**TASK GOAL:** Filter the records below and copy every line containing the word "nPavement".

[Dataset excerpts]
--- Begin ---
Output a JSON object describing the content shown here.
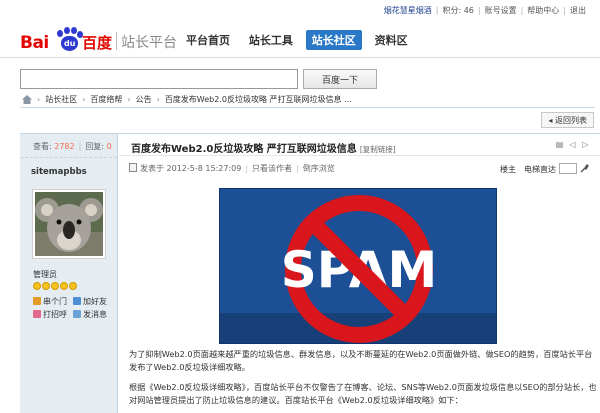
{
  "topbar": {
    "user": "烟花慧星烟酒",
    "credits": "积分: 46",
    "account": "账号设置",
    "help": "帮助中心",
    "logout": "退出"
  },
  "brand": {
    "logo_text": "Bai",
    "logo_paw": "du",
    "logo_cn": "百度",
    "platform": "站长平台"
  },
  "nav": {
    "items": [
      "平台首页",
      "站长工具",
      "站长社区",
      "资料区"
    ],
    "active_index": 2,
    "active_color": "#2a79c9"
  },
  "search": {
    "value": "",
    "button": "百度一下"
  },
  "breadcrumb": {
    "items": [
      "站长社区",
      "百度络帮",
      "公告",
      "百度发布Web2.0反垃圾攻略 严打互联网垃圾信息 ..."
    ]
  },
  "back_button": "返回列表",
  "post": {
    "views_label": "查看:",
    "views": "2782",
    "replies_label": "回复:",
    "replies": "0",
    "author": "sitemapbbs",
    "role": "管理员",
    "actions": [
      "串个门",
      "加好友",
      "打招呼",
      "发消息"
    ],
    "title": "百度发布Web2.0反垃圾攻略 严打互联网垃圾信息",
    "copy_link": "[复制链接]",
    "posted": "发表于 2012-5-8 15:27:09",
    "only_author": "只看该作者",
    "reverse": "倒序浏览",
    "floor": "楼主",
    "direct_floor": "电梯直达",
    "image_text": "SPAM",
    "paragraph1": "为了抑制Web2.0页面越来越严重的垃圾信息、群发信息，以及不断蔓延的在Web2.0页面做外链、做SEO的趋势，百度站长平台发布了Web2.0反垃圾详细攻略。",
    "paragraph2": "根据《Web2.0反垃圾详细攻略》，百度站长平台不仅警告了在博客、论坛、SNS等Web2.0页面发垃圾信息以SEO的部分站长，也对网站管理员提出了防止垃圾信息的建议。百度站长平台《Web2.0反垃圾详细攻略》如下："
  },
  "colors": {
    "sidebar_bg": "#e5edf2",
    "link_blue": "#1a3e8c",
    "stat_orange": "#f26c4f",
    "spam_bg": "#1c4f95",
    "spam_red": "#d8161c"
  }
}
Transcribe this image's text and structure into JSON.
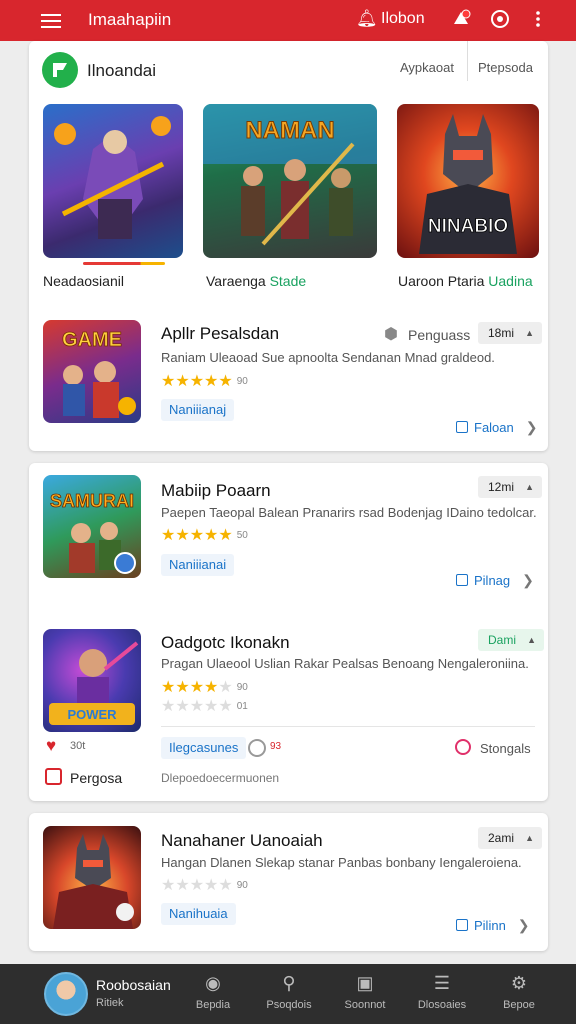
{
  "app": {
    "title": "Imaahapiin",
    "notif_label": "Ilobon"
  },
  "header": {
    "store_name": "Ilnoandai",
    "tab1": "Aypkaoat",
    "tab2": "Ptepsoda"
  },
  "featured": [
    {
      "label": "Neadaosianil",
      "label_accent": ""
    },
    {
      "label": "Varaenga",
      "label_accent": "Stade",
      "banner": "NAMAN"
    },
    {
      "label": "Uaroon Ptaria",
      "label_accent": "Uadina",
      "banner": "NINABIO"
    }
  ],
  "items": [
    {
      "title": "Apllr Pesalsdan",
      "desc": "Raniam Uleaoad Sue apnoolta Sendanan Mnad graldeod.",
      "rating": 5,
      "rating_text": "90",
      "chip": "Naniiianaj",
      "pill": "18mi",
      "extra_label": "Penguass",
      "link": "Faloan"
    },
    {
      "title": "Mabiip Poaarn",
      "desc": "Paepen Taeopal Balean Pranarirs rsad Bodenjag IDaino tedolcar.",
      "rating": 5,
      "rating_text": "50",
      "chip": "Naniiianai",
      "pill": "12mi",
      "link": "Pilnag"
    },
    {
      "title": "Oadgotc Ikonakn",
      "desc": "Pragan Ulaeool Uslian Rakar Pealsas Benoang Nengaleroniina.",
      "rating": 4,
      "rating_text": "90",
      "rating2_text": "01",
      "pill": "Dami",
      "likes": "30t",
      "chip": "Ilegcasunes",
      "chip_extra": "93",
      "right_action": "Stongals",
      "promo": "Pergosa",
      "promo_desc": "Dlepoedoecermuonen"
    },
    {
      "title": "Nanahaner Uanoaiah",
      "desc": "Hangan Dlanen Slekap stanar Panbas bonbany Iengaleroiena.",
      "rating": 0,
      "rating_text": "90",
      "chip": "Nanihuaia",
      "pill": "2ami",
      "link": "Pilinn"
    }
  ],
  "user": {
    "name": "Roobosaian",
    "sub": "Ritiek"
  },
  "nav": [
    {
      "label": "Bepdia",
      "icon": "compass-icon"
    },
    {
      "label": "Psoqdois",
      "icon": "search-icon"
    },
    {
      "label": "Soonnot",
      "icon": "chart-icon"
    },
    {
      "label": "Dlosoaies",
      "icon": "list-icon"
    },
    {
      "label": "Bepoe",
      "icon": "settings-icon"
    }
  ],
  "colors": {
    "accent": "#d8262d",
    "link": "#1a73c8",
    "green": "#1aa260",
    "star": "#f6b300"
  }
}
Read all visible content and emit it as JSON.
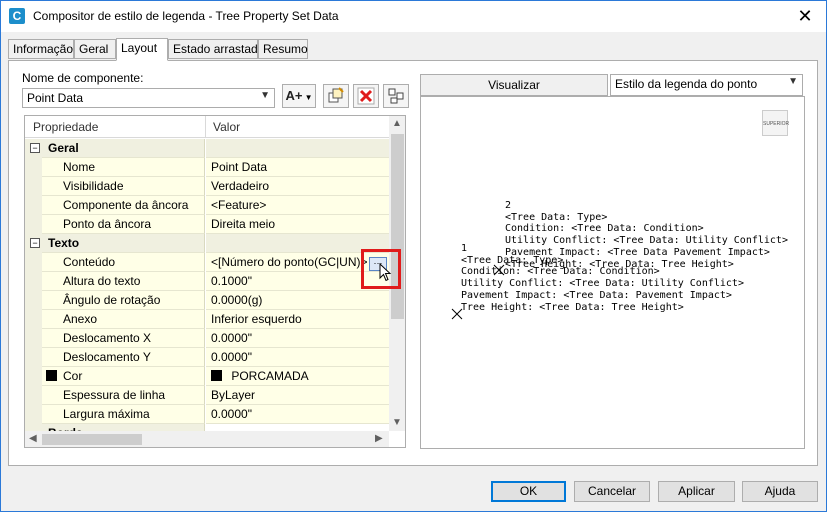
{
  "window": {
    "app_icon": "C",
    "title": "Compositor de estilo de legenda - Tree Property Set Data"
  },
  "tabs": [
    {
      "label": "Informação"
    },
    {
      "label": "Geral"
    },
    {
      "label": "Layout"
    },
    {
      "label": "Estado arrastado"
    },
    {
      "label": "Resumo"
    }
  ],
  "component": {
    "label": "Nome de componente:",
    "value": "Point Data"
  },
  "toolbar": {
    "add_text_icon": "A+",
    "copy_icon": "copy-icon",
    "delete_icon": "delete-icon",
    "order_icon": "order-icon"
  },
  "grid": {
    "col_property": "Propriedade",
    "col_value": "Valor",
    "rows": [
      {
        "type": "cat",
        "name": "Geral",
        "value": ""
      },
      {
        "type": "prop",
        "name": "Nome",
        "value": "Point Data"
      },
      {
        "type": "prop",
        "name": "Visibilidade",
        "value": "Verdadeiro"
      },
      {
        "type": "prop",
        "name": "Componente da âncora",
        "value": "<Feature>"
      },
      {
        "type": "prop",
        "name": "Ponto da âncora",
        "value": "Direita meio"
      },
      {
        "type": "cat",
        "name": "Texto",
        "value": ""
      },
      {
        "type": "prop",
        "name": "Conteúdo",
        "value": "<[Número do ponto(GC|UN)>"
      },
      {
        "type": "prop",
        "name": "Altura do texto",
        "value": "0.1000\""
      },
      {
        "type": "prop",
        "name": "Ângulo de rotação",
        "value": "0.0000(g)"
      },
      {
        "type": "prop",
        "name": "Anexo",
        "value": "Inferior esquerdo"
      },
      {
        "type": "prop",
        "name": "Deslocamento X",
        "value": "0.0000\""
      },
      {
        "type": "prop",
        "name": "Deslocamento Y",
        "value": "0.0000\""
      },
      {
        "type": "prop",
        "name": "Cor",
        "value": "PORCAMADA"
      },
      {
        "type": "prop",
        "name": "Espessura de linha",
        "value": "ByLayer"
      },
      {
        "type": "prop",
        "name": "Largura máxima",
        "value": "0.0000\""
      },
      {
        "type": "cat",
        "name": "Borda",
        "value": ""
      }
    ]
  },
  "preview": {
    "tab_label": "Visualizar",
    "style_select": "Estilo da legenda do ponto",
    "thumb_text": "SUPERIOR",
    "block1": "2\n<Tree Data: Type>\nCondition: <Tree Data: Condition>\nUtility Conflict: <Tree Data: Utility Conflict>\nPavement Impact: <Tree Data Pavement Impact>\n<Tree Height: <Tree Data: Tree Height>",
    "block2": "1\n<Tree Data: Type>\nCondition: <Tree Data: Condition>\nUtility Conflict: <Tree Data: Utility Conflict>\nPavement Impact: <Tree Data: Pavement Impact>\nTree Height: <Tree Data: Tree Height>"
  },
  "buttons": {
    "ok": "OK",
    "cancel": "Cancelar",
    "apply": "Aplicar",
    "help": "Ajuda"
  },
  "colors": {
    "highlight": "#e01b1b",
    "grid_bg": "#ffffe7",
    "accent": "#0078d7"
  }
}
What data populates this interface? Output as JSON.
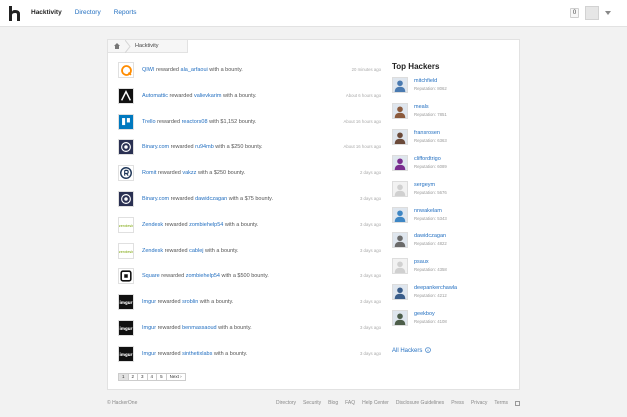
{
  "nav": {
    "items": [
      "Hacktivity",
      "Directory",
      "Reports"
    ],
    "active": 0
  },
  "user": {
    "notifications": "0"
  },
  "breadcrumb": {
    "label": "Hacktivity"
  },
  "feed": [
    {
      "org": "QIWI",
      "verb": "rewarded",
      "user": "ala_arfaoui",
      "rest": "with a bounty.",
      "time": "20 minutes ago",
      "icon": "qiwi-logo-icon",
      "color": "#ff8c00"
    },
    {
      "org": "Automattic",
      "verb": "rewarded",
      "user": "valievkarim",
      "rest": "with a bounty.",
      "time": "About 6 hours ago",
      "icon": "automattic-logo-icon",
      "color": "#111111"
    },
    {
      "org": "Trello",
      "verb": "rewarded",
      "user": "reactors08",
      "rest": "with $1,152 bounty.",
      "time": "About 16 hours ago",
      "icon": "trello-logo-icon",
      "color": "#0079bf"
    },
    {
      "org": "Binary.com",
      "verb": "rewarded",
      "user": "ru94mb",
      "rest": "with a $250 bounty.",
      "time": "About 16 hours ago",
      "icon": "binary-logo-icon",
      "color": "#2a3052"
    },
    {
      "org": "Romit",
      "verb": "rewarded",
      "user": "vakzz",
      "rest": "with a $250 bounty.",
      "time": "2 days ago",
      "icon": "romit-logo-icon",
      "color": "#1d3557"
    },
    {
      "org": "Binary.com",
      "verb": "rewarded",
      "user": "dawidczagan",
      "rest": "with a $75 bounty.",
      "time": "3 days ago",
      "icon": "binary-logo-icon",
      "color": "#2a3052"
    },
    {
      "org": "Zendesk",
      "verb": "rewarded",
      "user": "zombiehelp54",
      "rest": "with a bounty.",
      "time": "3 days ago",
      "icon": "zendesk-logo-icon",
      "color": "#78a300"
    },
    {
      "org": "Zendesk",
      "verb": "rewarded",
      "user": "cablej",
      "rest": "with a bounty.",
      "time": "3 days ago",
      "icon": "zendesk-logo-icon",
      "color": "#78a300"
    },
    {
      "org": "Square",
      "verb": "rewarded",
      "user": "zombiehelp54",
      "rest": "with a $500 bounty.",
      "time": "3 days ago",
      "icon": "square-logo-icon",
      "color": "#111111"
    },
    {
      "org": "Imgur",
      "verb": "rewarded",
      "user": "sroblin",
      "rest": "with a bounty.",
      "time": "3 days ago",
      "icon": "imgur-logo-icon",
      "color": "#111111"
    },
    {
      "org": "Imgur",
      "verb": "rewarded",
      "user": "benmassaoud",
      "rest": "with a bounty.",
      "time": "3 days ago",
      "icon": "imgur-logo-icon",
      "color": "#111111"
    },
    {
      "org": "Imgur",
      "verb": "rewarded",
      "user": "sinthetixlabs",
      "rest": "with a bounty.",
      "time": "3 days ago",
      "icon": "imgur-logo-icon",
      "color": "#111111"
    }
  ],
  "pagination": {
    "pages": [
      "1",
      "2",
      "3",
      "4",
      "5"
    ],
    "next": "Next ›",
    "current": 0
  },
  "sidebar": {
    "title": "Top Hackers",
    "reputation_label": "Reputation:",
    "hackers": [
      {
        "name": "mitchfield",
        "rep": "8062",
        "color": "#4a7ab0"
      },
      {
        "name": "meals",
        "rep": "7851",
        "color": "#8b5a3c"
      },
      {
        "name": "fransrosen",
        "rep": "6363",
        "color": "#6b4a3a"
      },
      {
        "name": "cliffordtrigo",
        "rep": "6089",
        "color": "#7a2d8f"
      },
      {
        "name": "sergeym",
        "rep": "5676",
        "color": "#e0e0e0"
      },
      {
        "name": "nnwakelam",
        "rep": "5343",
        "color": "#3e86c4"
      },
      {
        "name": "dawidczagan",
        "rep": "4822",
        "color": "#6a6a6a"
      },
      {
        "name": "psaux",
        "rep": "4358",
        "color": "#e0e0e0"
      },
      {
        "name": "deepankerchawla",
        "rep": "4212",
        "color": "#3a5d8a"
      },
      {
        "name": "geekboy",
        "rep": "4108",
        "color": "#4d5e4a"
      }
    ],
    "all_label": "All Hackers"
  },
  "footer": {
    "copyright": "© HackerOne",
    "links": [
      "Directory",
      "Security",
      "Blog",
      "FAQ",
      "Help Center",
      "Disclosure Guidelines",
      "Press",
      "Privacy",
      "Terms"
    ]
  }
}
--- End ---
**FINAL ANSWER:**
    "block1": "2\n<Tree Data: Type>\nCondition: <Tree Data: Condition>\nUtility Conflict: <Tree Data: Utility Conflict>\nPavement Impact: <Tree Data Pavement Impact>\n<Tree Height: <Tree Data: Tree Height>",
    "block2": "1\n<Tree Data: Type>\nCondition: <Tree Data: Condition>\nUtility Conflict: <Tree Data: Utility Conflict>\nPavement Impact: <Tree Data: Pavement Impact>\nTree Height: <Tree Data: Tree Height>"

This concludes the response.